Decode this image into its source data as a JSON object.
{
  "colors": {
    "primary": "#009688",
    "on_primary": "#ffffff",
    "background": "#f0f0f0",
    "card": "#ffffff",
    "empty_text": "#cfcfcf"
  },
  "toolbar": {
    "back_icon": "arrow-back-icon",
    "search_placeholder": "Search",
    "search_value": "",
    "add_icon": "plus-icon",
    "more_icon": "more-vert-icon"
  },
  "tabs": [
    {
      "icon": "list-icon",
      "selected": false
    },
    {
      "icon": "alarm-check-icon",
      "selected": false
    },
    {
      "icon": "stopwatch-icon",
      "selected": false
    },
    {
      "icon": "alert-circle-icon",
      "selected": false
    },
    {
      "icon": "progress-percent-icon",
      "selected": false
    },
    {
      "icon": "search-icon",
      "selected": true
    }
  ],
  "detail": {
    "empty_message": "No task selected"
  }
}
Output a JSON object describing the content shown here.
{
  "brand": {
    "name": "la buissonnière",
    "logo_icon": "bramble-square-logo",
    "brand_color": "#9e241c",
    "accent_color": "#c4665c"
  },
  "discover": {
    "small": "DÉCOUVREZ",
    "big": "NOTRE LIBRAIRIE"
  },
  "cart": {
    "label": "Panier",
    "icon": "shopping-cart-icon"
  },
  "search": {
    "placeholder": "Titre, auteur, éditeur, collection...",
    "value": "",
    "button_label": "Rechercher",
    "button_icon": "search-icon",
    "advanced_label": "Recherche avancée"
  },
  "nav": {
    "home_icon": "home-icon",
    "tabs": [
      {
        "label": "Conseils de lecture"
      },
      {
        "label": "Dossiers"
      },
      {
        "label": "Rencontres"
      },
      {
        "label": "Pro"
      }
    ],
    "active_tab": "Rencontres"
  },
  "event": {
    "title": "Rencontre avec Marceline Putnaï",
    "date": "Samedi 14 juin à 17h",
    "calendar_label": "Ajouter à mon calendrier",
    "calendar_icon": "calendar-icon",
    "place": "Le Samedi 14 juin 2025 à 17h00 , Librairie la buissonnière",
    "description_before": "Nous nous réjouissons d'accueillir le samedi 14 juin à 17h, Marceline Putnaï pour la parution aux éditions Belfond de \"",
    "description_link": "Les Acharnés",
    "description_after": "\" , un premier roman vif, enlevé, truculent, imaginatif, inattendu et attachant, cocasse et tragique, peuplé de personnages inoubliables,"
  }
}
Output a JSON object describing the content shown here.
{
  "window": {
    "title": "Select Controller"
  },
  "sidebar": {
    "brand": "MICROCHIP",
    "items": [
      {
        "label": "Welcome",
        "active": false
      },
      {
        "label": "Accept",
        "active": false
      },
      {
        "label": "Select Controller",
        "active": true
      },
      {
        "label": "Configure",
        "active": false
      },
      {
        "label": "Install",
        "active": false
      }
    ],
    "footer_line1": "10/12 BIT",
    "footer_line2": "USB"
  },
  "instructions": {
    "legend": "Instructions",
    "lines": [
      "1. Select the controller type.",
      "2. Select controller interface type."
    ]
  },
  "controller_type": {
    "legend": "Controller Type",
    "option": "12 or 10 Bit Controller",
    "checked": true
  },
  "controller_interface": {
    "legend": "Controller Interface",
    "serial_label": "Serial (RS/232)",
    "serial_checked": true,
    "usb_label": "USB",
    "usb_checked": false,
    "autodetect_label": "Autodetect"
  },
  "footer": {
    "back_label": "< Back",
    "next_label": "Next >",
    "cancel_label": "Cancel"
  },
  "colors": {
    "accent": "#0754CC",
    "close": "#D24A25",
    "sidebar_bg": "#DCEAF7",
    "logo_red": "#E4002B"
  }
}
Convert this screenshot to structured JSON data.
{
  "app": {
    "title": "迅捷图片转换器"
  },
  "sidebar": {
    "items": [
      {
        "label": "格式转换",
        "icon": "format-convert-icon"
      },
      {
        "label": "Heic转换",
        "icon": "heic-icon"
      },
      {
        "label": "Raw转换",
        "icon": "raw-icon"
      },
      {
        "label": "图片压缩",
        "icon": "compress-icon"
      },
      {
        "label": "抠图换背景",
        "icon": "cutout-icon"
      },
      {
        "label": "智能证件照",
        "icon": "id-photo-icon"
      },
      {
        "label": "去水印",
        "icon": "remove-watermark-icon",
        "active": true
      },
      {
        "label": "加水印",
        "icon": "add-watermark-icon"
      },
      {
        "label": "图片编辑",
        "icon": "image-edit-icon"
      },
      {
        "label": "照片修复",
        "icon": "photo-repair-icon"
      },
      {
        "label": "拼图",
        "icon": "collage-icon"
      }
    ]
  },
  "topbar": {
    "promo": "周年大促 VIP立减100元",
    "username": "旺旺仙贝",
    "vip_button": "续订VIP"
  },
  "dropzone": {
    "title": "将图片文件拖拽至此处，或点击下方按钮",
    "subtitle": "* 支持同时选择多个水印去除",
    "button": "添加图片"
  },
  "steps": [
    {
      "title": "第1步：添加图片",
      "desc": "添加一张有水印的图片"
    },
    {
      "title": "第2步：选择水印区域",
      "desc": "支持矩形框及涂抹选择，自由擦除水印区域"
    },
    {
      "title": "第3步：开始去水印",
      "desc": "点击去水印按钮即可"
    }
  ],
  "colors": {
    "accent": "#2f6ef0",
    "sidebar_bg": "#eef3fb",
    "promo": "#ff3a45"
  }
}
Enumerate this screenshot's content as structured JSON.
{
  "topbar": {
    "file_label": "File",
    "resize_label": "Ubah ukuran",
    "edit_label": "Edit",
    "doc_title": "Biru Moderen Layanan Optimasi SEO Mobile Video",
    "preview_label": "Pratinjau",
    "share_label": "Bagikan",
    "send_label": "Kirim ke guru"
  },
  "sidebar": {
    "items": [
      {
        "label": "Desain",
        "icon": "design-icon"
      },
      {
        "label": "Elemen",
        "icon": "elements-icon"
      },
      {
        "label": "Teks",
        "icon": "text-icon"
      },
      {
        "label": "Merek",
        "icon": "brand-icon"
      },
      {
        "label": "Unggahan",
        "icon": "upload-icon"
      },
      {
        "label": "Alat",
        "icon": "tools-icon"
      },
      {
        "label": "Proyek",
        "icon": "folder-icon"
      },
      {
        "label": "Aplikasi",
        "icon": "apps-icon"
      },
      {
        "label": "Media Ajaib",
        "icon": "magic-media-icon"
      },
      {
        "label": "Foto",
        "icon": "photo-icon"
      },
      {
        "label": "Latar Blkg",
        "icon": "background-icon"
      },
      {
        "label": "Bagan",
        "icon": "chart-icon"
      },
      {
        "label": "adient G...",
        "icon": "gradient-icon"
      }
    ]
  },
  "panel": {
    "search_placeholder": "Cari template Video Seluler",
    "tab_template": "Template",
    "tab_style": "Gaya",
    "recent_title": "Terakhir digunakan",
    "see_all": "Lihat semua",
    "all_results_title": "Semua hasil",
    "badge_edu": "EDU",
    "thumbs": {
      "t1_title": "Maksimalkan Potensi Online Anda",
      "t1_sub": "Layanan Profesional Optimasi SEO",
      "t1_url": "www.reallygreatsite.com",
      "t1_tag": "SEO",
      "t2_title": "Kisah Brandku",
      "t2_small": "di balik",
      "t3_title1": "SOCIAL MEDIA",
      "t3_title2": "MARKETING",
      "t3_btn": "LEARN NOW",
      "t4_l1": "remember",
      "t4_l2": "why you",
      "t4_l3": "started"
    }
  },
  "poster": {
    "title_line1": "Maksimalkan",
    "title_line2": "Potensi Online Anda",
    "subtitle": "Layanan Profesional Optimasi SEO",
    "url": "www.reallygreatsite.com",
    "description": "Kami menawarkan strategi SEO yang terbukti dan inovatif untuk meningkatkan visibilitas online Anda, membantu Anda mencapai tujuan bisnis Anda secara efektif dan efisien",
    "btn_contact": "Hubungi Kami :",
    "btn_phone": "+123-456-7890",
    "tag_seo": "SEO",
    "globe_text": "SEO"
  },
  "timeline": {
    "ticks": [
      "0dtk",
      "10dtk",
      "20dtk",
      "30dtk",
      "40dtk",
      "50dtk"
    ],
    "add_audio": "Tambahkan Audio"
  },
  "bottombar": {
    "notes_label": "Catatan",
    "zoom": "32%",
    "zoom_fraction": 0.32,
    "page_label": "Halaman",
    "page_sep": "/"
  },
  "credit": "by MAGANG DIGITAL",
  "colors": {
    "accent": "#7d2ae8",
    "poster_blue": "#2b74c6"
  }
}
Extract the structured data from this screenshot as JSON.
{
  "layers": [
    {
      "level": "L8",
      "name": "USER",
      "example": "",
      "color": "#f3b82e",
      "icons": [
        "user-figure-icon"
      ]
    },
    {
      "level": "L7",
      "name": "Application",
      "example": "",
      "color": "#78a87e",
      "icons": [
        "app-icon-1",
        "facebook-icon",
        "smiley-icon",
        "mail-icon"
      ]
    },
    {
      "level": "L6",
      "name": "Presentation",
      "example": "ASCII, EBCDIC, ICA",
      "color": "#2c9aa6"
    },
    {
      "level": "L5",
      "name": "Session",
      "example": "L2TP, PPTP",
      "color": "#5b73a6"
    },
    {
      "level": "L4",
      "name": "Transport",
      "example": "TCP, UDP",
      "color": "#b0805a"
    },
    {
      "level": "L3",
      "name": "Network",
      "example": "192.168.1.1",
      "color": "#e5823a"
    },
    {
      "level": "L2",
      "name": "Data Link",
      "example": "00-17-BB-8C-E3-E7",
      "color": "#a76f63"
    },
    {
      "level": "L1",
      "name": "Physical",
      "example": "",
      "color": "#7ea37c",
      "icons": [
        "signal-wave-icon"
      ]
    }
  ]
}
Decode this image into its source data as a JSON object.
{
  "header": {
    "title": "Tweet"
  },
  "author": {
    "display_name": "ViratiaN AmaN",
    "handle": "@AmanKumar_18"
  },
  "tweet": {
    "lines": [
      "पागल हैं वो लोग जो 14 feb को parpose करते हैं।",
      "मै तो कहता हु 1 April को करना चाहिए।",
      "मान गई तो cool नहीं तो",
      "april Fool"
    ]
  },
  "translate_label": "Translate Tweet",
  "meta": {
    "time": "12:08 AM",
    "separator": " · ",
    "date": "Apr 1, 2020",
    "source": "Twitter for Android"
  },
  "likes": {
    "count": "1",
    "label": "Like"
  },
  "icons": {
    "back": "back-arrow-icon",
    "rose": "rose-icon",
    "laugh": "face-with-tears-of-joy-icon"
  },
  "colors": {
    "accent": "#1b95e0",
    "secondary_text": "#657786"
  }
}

---------------

Prompt:
Go through the listing above and list every line that has the word "Putnaï".

Answer in full:
    "title": "Rencontre avec Marceline Putnaï",
    "description_before": "Nous nous réjouissons d'accueillir le samedi 14 juin à 17h, Marceline Putnaï pour la parution aux éditions Belfond de \"",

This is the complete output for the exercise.